GOAL OF THE EXERCISE: Extract every entry word for word. Skip the pictures.

══ MATERIAL FOR THIS EXERCISE ══

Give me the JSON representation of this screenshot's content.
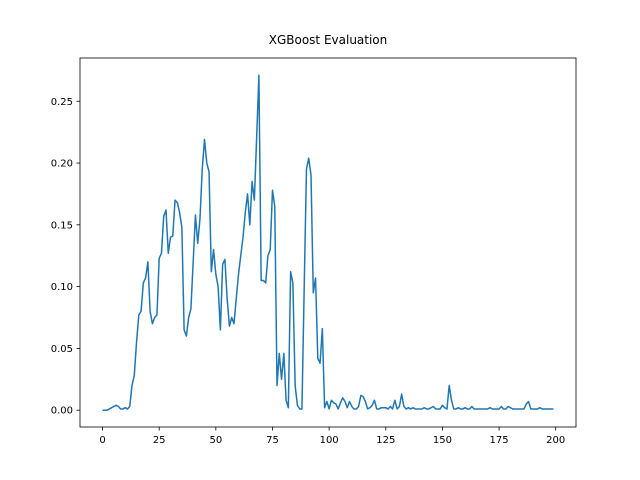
{
  "chart_data": {
    "type": "line",
    "title": "XGBoost Evaluation",
    "x": [
      0,
      1,
      2,
      3,
      4,
      5,
      6,
      7,
      8,
      9,
      10,
      11,
      12,
      13,
      14,
      15,
      16,
      17,
      18,
      19,
      20,
      21,
      22,
      23,
      24,
      25,
      26,
      27,
      28,
      29,
      30,
      31,
      32,
      33,
      34,
      35,
      36,
      37,
      38,
      39,
      40,
      41,
      42,
      43,
      44,
      45,
      46,
      47,
      48,
      49,
      50,
      51,
      52,
      53,
      54,
      55,
      56,
      57,
      58,
      59,
      60,
      61,
      62,
      63,
      64,
      65,
      66,
      67,
      68,
      69,
      70,
      71,
      72,
      73,
      74,
      75,
      76,
      77,
      78,
      79,
      80,
      81,
      82,
      83,
      84,
      85,
      86,
      87,
      88,
      89,
      90,
      91,
      92,
      93,
      94,
      95,
      96,
      97,
      98,
      99,
      100,
      101,
      102,
      103,
      104,
      105,
      106,
      107,
      108,
      109,
      110,
      111,
      112,
      113,
      114,
      115,
      116,
      117,
      118,
      119,
      120,
      121,
      122,
      123,
      124,
      125,
      126,
      127,
      128,
      129,
      130,
      131,
      132,
      133,
      134,
      135,
      136,
      137,
      138,
      139,
      140,
      141,
      142,
      143,
      144,
      145,
      146,
      147,
      148,
      149,
      150,
      151,
      152,
      153,
      154,
      155,
      156,
      157,
      158,
      159,
      160,
      161,
      162,
      163,
      164,
      165,
      166,
      167,
      168,
      169,
      170,
      171,
      172,
      173,
      174,
      175,
      176,
      177,
      178,
      179,
      180,
      181,
      182,
      183,
      184,
      185,
      186,
      187,
      188,
      189,
      190,
      191,
      192,
      193,
      194,
      195,
      196,
      197,
      198,
      199
    ],
    "series": [
      {
        "color": "#1f77b4",
        "values": [
          0,
          0,
          0,
          0.001,
          0.002,
          0.003,
          0.004,
          0.003,
          0.001,
          0.001,
          0.002,
          0.001,
          0.003,
          0.02,
          0.028,
          0.055,
          0.077,
          0.08,
          0.103,
          0.107,
          0.12,
          0.08,
          0.07,
          0.075,
          0.077,
          0.123,
          0.127,
          0.157,
          0.162,
          0.127,
          0.14,
          0.141,
          0.17,
          0.168,
          0.16,
          0.148,
          0.065,
          0.06,
          0.075,
          0.082,
          0.12,
          0.158,
          0.135,
          0.155,
          0.195,
          0.219,
          0.2,
          0.193,
          0.112,
          0.13,
          0.11,
          0.1,
          0.065,
          0.118,
          0.122,
          0.09,
          0.068,
          0.075,
          0.07,
          0.09,
          0.11,
          0.125,
          0.14,
          0.16,
          0.175,
          0.15,
          0.185,
          0.17,
          0.22,
          0.271,
          0.105,
          0.105,
          0.103,
          0.125,
          0.13,
          0.178,
          0.165,
          0.02,
          0.046,
          0.025,
          0.046,
          0.008,
          0.002,
          0.112,
          0.103,
          0.02,
          0.004,
          0.001,
          0.001,
          0.1,
          0.195,
          0.204,
          0.19,
          0.095,
          0.107,
          0.042,
          0.038,
          0.066,
          0.002,
          0.007,
          0.001,
          0.008,
          0.006,
          0.005,
          0.001,
          0.006,
          0.01,
          0.007,
          0.002,
          0.007,
          0.003,
          0.001,
          0.001,
          0.003,
          0.012,
          0.011,
          0.007,
          0.001,
          0.002,
          0.004,
          0.008,
          0.001,
          0.001,
          0.002,
          0.002,
          0.002,
          0.001,
          0.003,
          0.001,
          0.008,
          0.001,
          0.003,
          0.013,
          0.003,
          0.001,
          0.002,
          0.001,
          0.002,
          0.001,
          0.001,
          0.001,
          0.001,
          0.002,
          0.001,
          0.001,
          0.002,
          0.003,
          0.001,
          0.001,
          0.001,
          0.004,
          0.002,
          0.001,
          0.02,
          0.008,
          0.001,
          0.001,
          0.002,
          0.001,
          0.001,
          0.002,
          0.001,
          0.001,
          0.003,
          0.001,
          0.001,
          0.001,
          0.001,
          0.001,
          0.001,
          0.001,
          0.002,
          0.001,
          0.001,
          0.001,
          0.001,
          0.003,
          0.001,
          0.001,
          0.003,
          0.002,
          0.001,
          0.001,
          0.001,
          0.001,
          0.001,
          0.001,
          0.005,
          0.007,
          0.001,
          0.001,
          0.001,
          0.001,
          0.002,
          0.001,
          0.001,
          0.001,
          0.001,
          0.001,
          0.001
        ]
      }
    ],
    "xlim": [
      -9.95,
      208.95
    ],
    "xticks": [
      0,
      25,
      50,
      75,
      100,
      125,
      150,
      175,
      200
    ],
    "ylim": [
      -0.0136,
      0.285
    ],
    "yticks": [
      {
        "value": 0,
        "label": "0.00"
      },
      {
        "value": 0.05,
        "label": "0.05"
      },
      {
        "value": 0.1,
        "label": "0.10"
      },
      {
        "value": 0.15,
        "label": "0.15"
      },
      {
        "value": 0.2,
        "label": "0.20"
      },
      {
        "value": 0.25,
        "label": "0.25"
      }
    ],
    "grid": false
  }
}
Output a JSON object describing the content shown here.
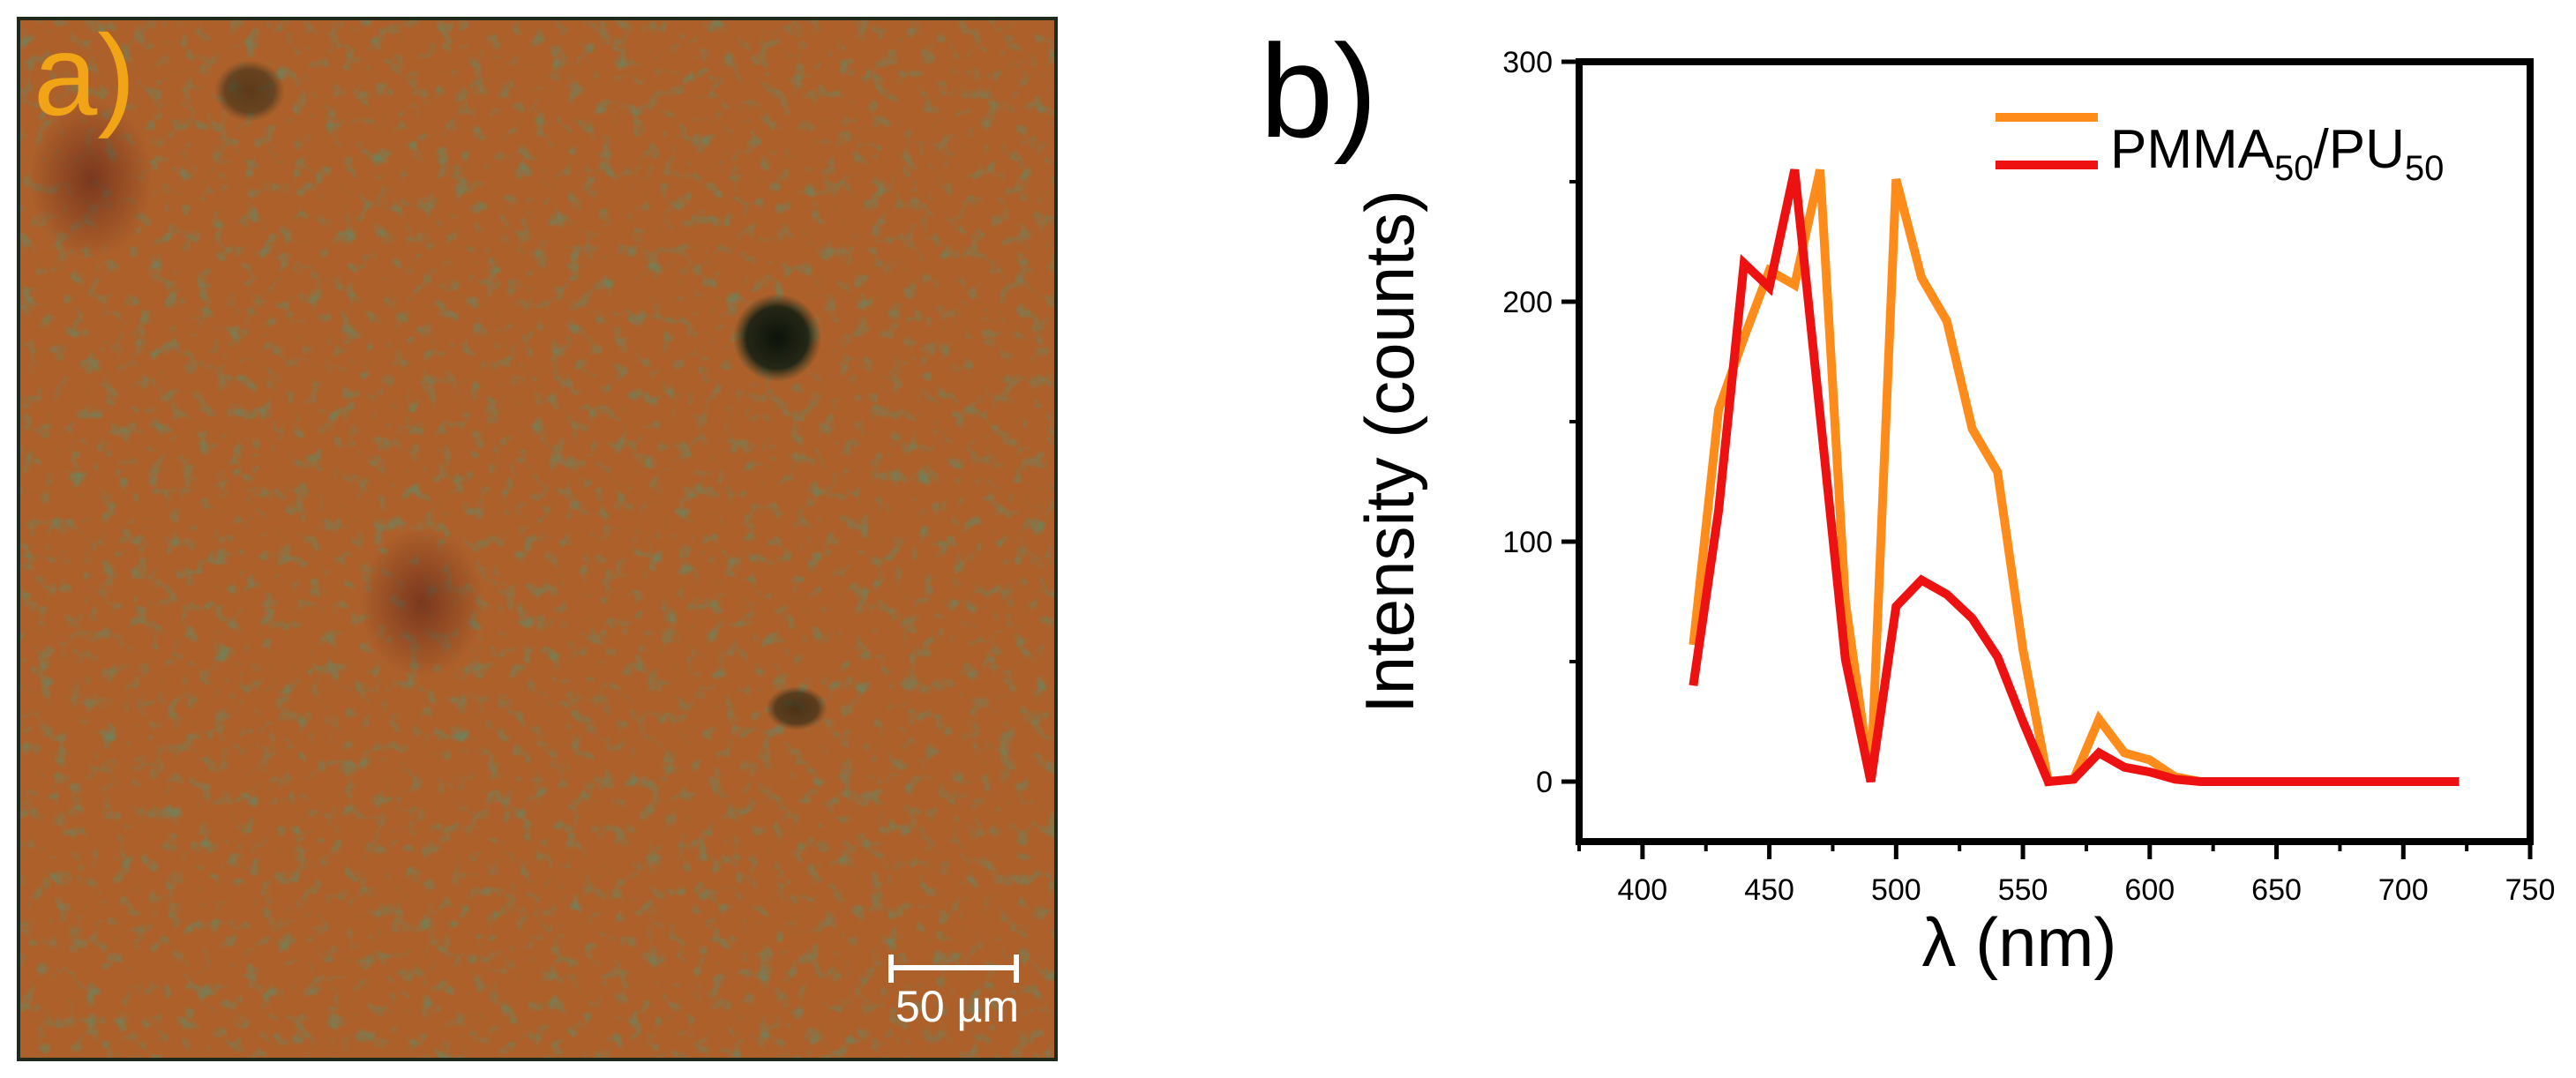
{
  "panel_a": {
    "label": "a)",
    "scale_bar_label": "50 µm",
    "colors": {
      "label": "#f0a416",
      "base": "#a8642a",
      "dark": "#2b3a24",
      "scale": "#ffffff"
    }
  },
  "panel_b": {
    "label": "b)"
  },
  "chart_data": {
    "type": "line",
    "title": "",
    "xlabel": "λ (nm)",
    "ylabel": "Intensity (counts)",
    "xlim": [
      375,
      750
    ],
    "ylim": [
      -25,
      300
    ],
    "xticks": [
      400,
      450,
      500,
      550,
      600,
      650,
      700,
      750
    ],
    "yticks": [
      0,
      100,
      200,
      300
    ],
    "grid": false,
    "legend_position": "top-right",
    "legend": {
      "main": "PMMA",
      "sub1": "50",
      "mid": "/PU",
      "sub2": "50"
    },
    "series": [
      {
        "name": "PMMA50/PU50 (orange)",
        "color": "#ff8c1a",
        "x": [
          420,
          430,
          440,
          450,
          460,
          470,
          480,
          490,
          500,
          510,
          520,
          530,
          540,
          550,
          560,
          570,
          580,
          590,
          600,
          610,
          620,
          640,
          660,
          680,
          700,
          722
        ],
        "y": [
          57,
          155,
          185,
          213,
          207,
          255,
          75,
          0,
          251,
          210,
          192,
          147,
          129,
          55,
          0,
          1,
          26,
          12,
          9,
          2,
          0,
          0,
          0,
          0,
          0,
          0
        ]
      },
      {
        "name": "PMMA50/PU50 (red)",
        "color": "#ee1111",
        "x": [
          420,
          430,
          440,
          450,
          460,
          470,
          480,
          490,
          500,
          510,
          520,
          530,
          540,
          550,
          560,
          570,
          580,
          590,
          600,
          610,
          620,
          640,
          660,
          680,
          700,
          722
        ],
        "y": [
          40,
          113,
          216,
          206,
          255,
          153,
          51,
          0,
          73,
          84,
          78,
          68,
          52,
          25,
          0,
          1,
          12,
          6,
          4,
          1,
          0,
          0,
          0,
          0,
          0,
          0
        ]
      }
    ]
  }
}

═══

FINAL ANSWER:
Give me the JSON representation of this screenshot's content.
{
  "chart_data": {
    "type": "line",
    "title": "XGBoost Evaluation",
    "x": [
      0,
      1,
      2,
      3,
      4,
      5,
      6,
      7,
      8,
      9,
      10,
      11,
      12,
      13,
      14,
      15,
      16,
      17,
      18,
      19,
      20,
      21,
      22,
      23,
      24,
      25,
      26,
      27,
      28,
      29,
      30,
      31,
      32,
      33,
      34,
      35,
      36,
      37,
      38,
      39,
      40,
      41,
      42,
      43,
      44,
      45,
      46,
      47,
      48,
      49,
      50,
      51,
      52,
      53,
      54,
      55,
      56,
      57,
      58,
      59,
      60,
      61,
      62,
      63,
      64,
      65,
      66,
      67,
      68,
      69,
      70,
      71,
      72,
      73,
      74,
      75,
      76,
      77,
      78,
      79,
      80,
      81,
      82,
      83,
      84,
      85,
      86,
      87,
      88,
      89,
      90,
      91,
      92,
      93,
      94,
      95,
      96,
      97,
      98,
      99,
      100,
      101,
      102,
      103,
      104,
      105,
      106,
      107,
      108,
      109,
      110,
      111,
      112,
      113,
      114,
      115,
      116,
      117,
      118,
      119,
      120,
      121,
      122,
      123,
      124,
      125,
      126,
      127,
      128,
      129,
      130,
      131,
      132,
      133,
      134,
      135,
      136,
      137,
      138,
      139,
      140,
      141,
      142,
      143,
      144,
      145,
      146,
      147,
      148,
      149,
      150,
      151,
      152,
      153,
      154,
      155,
      156,
      157,
      158,
      159,
      160,
      161,
      162,
      163,
      164,
      165,
      166,
      167,
      168,
      169,
      170,
      171,
      172,
      173,
      174,
      175,
      176,
      177,
      178,
      179,
      180,
      181,
      182,
      183,
      184,
      185,
      186,
      187,
      188,
      189,
      190,
      191,
      192,
      193,
      194,
      195,
      196,
      197,
      198,
      199
    ],
    "series": [
      {
        "color": "#1f77b4",
        "values": [
          0,
          0,
          0,
          0.001,
          0.002,
          0.003,
          0.004,
          0.003,
          0.001,
          0.001,
          0.002,
          0.001,
          0.003,
          0.02,
          0.028,
          0.055,
          0.077,
          0.08,
          0.103,
          0.107,
          0.12,
          0.08,
          0.07,
          0.075,
          0.077,
          0.123,
          0.127,
          0.157,
          0.162,
          0.127,
          0.14,
          0.141,
          0.17,
          0.168,
          0.16,
          0.148,
          0.065,
          0.06,
          0.075,
          0.082,
          0.12,
          0.158,
          0.135,
          0.155,
          0.195,
          0.219,
          0.2,
          0.193,
          0.112,
          0.13,
          0.11,
          0.1,
          0.065,
          0.118,
          0.122,
          0.09,
          0.068,
          0.075,
          0.07,
          0.09,
          0.11,
          0.125,
          0.14,
          0.16,
          0.175,
          0.15,
          0.185,
          0.17,
          0.22,
          0.271,
          0.105,
          0.105,
          0.103,
          0.125,
          0.13,
          0.178,
          0.165,
          0.02,
          0.046,
          0.025,
          0.046,
          0.008,
          0.002,
          0.112,
          0.103,
          0.02,
          0.004,
          0.001,
          0.001,
          0.1,
          0.195,
          0.204,
          0.19,
          0.095,
          0.107,
          0.042,
          0.038,
          0.066,
          0.002,
          0.007,
          0.001,
          0.008,
          0.006,
          0.005,
          0.001,
          0.006,
          0.01,
          0.007,
          0.002,
          0.007,
          0.003,
          0.001,
          0.001,
          0.003,
          0.012,
          0.011,
          0.007,
          0.001,
          0.002,
          0.004,
          0.008,
          0.001,
          0.001,
          0.002,
          0.002,
          0.002,
          0.001,
          0.003,
          0.001,
          0.008,
          0.001,
          0.003,
          0.013,
          0.003,
          0.001,
          0.002,
          0.001,
          0.002,
          0.001,
          0.001,
          0.001,
          0.001,
          0.002,
          0.001,
          0.001,
          0.002,
          0.003,
          0.001,
          0.001,
          0.001,
          0.004,
          0.002,
          0.001,
          0.02,
          0.008,
          0.001,
          0.001,
          0.002,
          0.001,
          0.001,
          0.002,
          0.001,
          0.001,
          0.003,
          0.001,
          0.001,
          0.001,
          0.001,
          0.001,
          0.001,
          0.001,
          0.002,
          0.001,
          0.001,
          0.001,
          0.001,
          0.003,
          0.001,
          0.001,
          0.003,
          0.002,
          0.001,
          0.001,
          0.001,
          0.001,
          0.001,
          0.001,
          0.005,
          0.007,
          0.001,
          0.001,
          0.001,
          0.001,
          0.002,
          0.001,
          0.001,
          0.001,
          0.001,
          0.001,
          0.001
        ]
      }
    ],
    "xlim": [
      -9.95,
      208.95
    ],
    "xticks": [
      0,
      25,
      50,
      75,
      100,
      125,
      150,
      175,
      200
    ],
    "ylim": [
      -0.0136,
      0.285
    ],
    "yticks": [
      {
        "value": 0,
        "label": "0.00"
      },
      {
        "value": 0.05,
        "label": "0.05"
      },
      {
        "value": 0.1,
        "label": "0.10"
      },
      {
        "value": 0.15,
        "label": "0.15"
      },
      {
        "value": 0.2,
        "label": "0.20"
      },
      {
        "value": 0.25,
        "label": "0.25"
      }
    ],
    "grid": false
  }
}
Output a JSON object describing the content shown here.
{
  "panel_a": {
    "label": "a)",
    "scale_bar_label": "50 µm",
    "colors": {
      "label": "#f0a416",
      "base": "#a8642a",
      "dark": "#2b3a24",
      "scale": "#ffffff"
    }
  },
  "panel_b": {
    "label": "b)"
  },
  "chart_data": {
    "type": "line",
    "title": "",
    "xlabel": "λ (nm)",
    "ylabel": "Intensity (counts)",
    "xlim": [
      375,
      750
    ],
    "ylim": [
      -25,
      300
    ],
    "xticks": [
      400,
      450,
      500,
      550,
      600,
      650,
      700,
      750
    ],
    "yticks": [
      0,
      100,
      200,
      300
    ],
    "grid": false,
    "legend_position": "top-right",
    "legend": {
      "main": "PMMA",
      "sub1": "50",
      "mid": "/PU",
      "sub2": "50"
    },
    "series": [
      {
        "name": "PMMA50/PU50 (orange)",
        "color": "#ff8c1a",
        "x": [
          420,
          430,
          440,
          450,
          460,
          470,
          480,
          490,
          500,
          510,
          520,
          530,
          540,
          550,
          560,
          570,
          580,
          590,
          600,
          610,
          620,
          640,
          660,
          680,
          700,
          722
        ],
        "y": [
          57,
          155,
          185,
          213,
          207,
          255,
          75,
          0,
          251,
          210,
          192,
          147,
          129,
          55,
          0,
          1,
          26,
          12,
          9,
          2,
          0,
          0,
          0,
          0,
          0,
          0
        ]
      },
      {
        "name": "PMMA50/PU50 (red)",
        "color": "#ee1111",
        "x": [
          420,
          430,
          440,
          450,
          460,
          470,
          480,
          490,
          500,
          510,
          520,
          530,
          540,
          550,
          560,
          570,
          580,
          590,
          600,
          610,
          620,
          640,
          660,
          680,
          700,
          722
        ],
        "y": [
          40,
          113,
          216,
          206,
          255,
          153,
          51,
          0,
          73,
          84,
          78,
          68,
          52,
          25,
          0,
          1,
          12,
          6,
          4,
          1,
          0,
          0,
          0,
          0,
          0,
          0
        ]
      }
    ]
  }
}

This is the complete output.